▶ _What is being asked_:
Could you return every line of the material that contains the word "color"?

▶ _Extracted information_:
- - - - - - -
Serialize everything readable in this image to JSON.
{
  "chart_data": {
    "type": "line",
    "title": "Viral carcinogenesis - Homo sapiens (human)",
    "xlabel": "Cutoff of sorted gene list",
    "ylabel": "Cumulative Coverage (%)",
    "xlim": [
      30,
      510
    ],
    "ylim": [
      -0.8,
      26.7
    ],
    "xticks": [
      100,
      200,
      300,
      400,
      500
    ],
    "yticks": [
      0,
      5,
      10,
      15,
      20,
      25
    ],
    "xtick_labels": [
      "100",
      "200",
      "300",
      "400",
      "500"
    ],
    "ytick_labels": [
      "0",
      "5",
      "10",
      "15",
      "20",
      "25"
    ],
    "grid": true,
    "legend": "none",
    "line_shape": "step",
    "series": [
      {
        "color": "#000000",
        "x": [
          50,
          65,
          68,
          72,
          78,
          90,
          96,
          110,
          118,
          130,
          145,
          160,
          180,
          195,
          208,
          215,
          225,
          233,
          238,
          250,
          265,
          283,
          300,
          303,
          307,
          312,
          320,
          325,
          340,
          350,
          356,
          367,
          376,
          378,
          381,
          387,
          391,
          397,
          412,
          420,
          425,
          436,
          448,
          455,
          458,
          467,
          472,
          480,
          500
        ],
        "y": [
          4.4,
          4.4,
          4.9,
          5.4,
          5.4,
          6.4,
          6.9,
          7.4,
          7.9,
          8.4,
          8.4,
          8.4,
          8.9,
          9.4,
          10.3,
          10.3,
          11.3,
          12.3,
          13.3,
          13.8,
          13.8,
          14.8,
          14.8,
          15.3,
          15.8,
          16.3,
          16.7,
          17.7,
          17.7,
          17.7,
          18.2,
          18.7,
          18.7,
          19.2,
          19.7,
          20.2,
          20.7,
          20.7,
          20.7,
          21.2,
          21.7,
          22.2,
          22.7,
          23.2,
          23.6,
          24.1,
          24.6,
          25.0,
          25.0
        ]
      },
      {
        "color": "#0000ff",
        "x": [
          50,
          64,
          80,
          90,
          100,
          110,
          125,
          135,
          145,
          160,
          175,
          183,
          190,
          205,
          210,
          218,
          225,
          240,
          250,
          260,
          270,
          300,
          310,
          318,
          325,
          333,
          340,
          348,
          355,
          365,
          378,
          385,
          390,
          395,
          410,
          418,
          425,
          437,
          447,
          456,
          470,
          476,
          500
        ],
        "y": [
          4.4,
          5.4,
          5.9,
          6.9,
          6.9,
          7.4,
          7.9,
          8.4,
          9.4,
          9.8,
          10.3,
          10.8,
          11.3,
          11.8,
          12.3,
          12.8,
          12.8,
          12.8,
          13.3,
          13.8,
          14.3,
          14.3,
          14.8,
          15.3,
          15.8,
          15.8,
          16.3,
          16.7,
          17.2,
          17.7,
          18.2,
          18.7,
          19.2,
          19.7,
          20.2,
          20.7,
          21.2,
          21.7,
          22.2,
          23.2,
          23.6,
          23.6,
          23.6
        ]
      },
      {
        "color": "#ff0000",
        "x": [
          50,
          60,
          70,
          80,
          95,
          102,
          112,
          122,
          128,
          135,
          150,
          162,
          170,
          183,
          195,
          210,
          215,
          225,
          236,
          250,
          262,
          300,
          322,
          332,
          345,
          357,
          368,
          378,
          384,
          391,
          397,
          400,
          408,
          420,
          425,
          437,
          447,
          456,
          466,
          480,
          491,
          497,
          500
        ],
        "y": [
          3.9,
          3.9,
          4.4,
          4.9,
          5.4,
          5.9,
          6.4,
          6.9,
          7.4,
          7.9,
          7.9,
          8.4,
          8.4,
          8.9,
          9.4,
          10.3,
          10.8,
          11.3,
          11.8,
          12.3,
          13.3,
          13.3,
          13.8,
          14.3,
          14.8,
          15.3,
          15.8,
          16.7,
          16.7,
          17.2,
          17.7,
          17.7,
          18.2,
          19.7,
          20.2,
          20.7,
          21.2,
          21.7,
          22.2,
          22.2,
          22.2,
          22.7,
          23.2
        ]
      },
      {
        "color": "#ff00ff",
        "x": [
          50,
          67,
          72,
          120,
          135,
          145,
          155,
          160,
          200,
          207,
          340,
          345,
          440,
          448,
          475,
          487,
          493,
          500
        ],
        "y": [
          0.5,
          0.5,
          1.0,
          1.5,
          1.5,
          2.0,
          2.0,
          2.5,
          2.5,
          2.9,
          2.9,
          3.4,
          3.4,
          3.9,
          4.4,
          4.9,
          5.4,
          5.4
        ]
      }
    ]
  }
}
- - - - - - -
▶ _Reply to the exercise_:
        "color": "#000000",
        "color": "#0000ff",
        "color": "#ff0000",
        "color": "#ff00ff",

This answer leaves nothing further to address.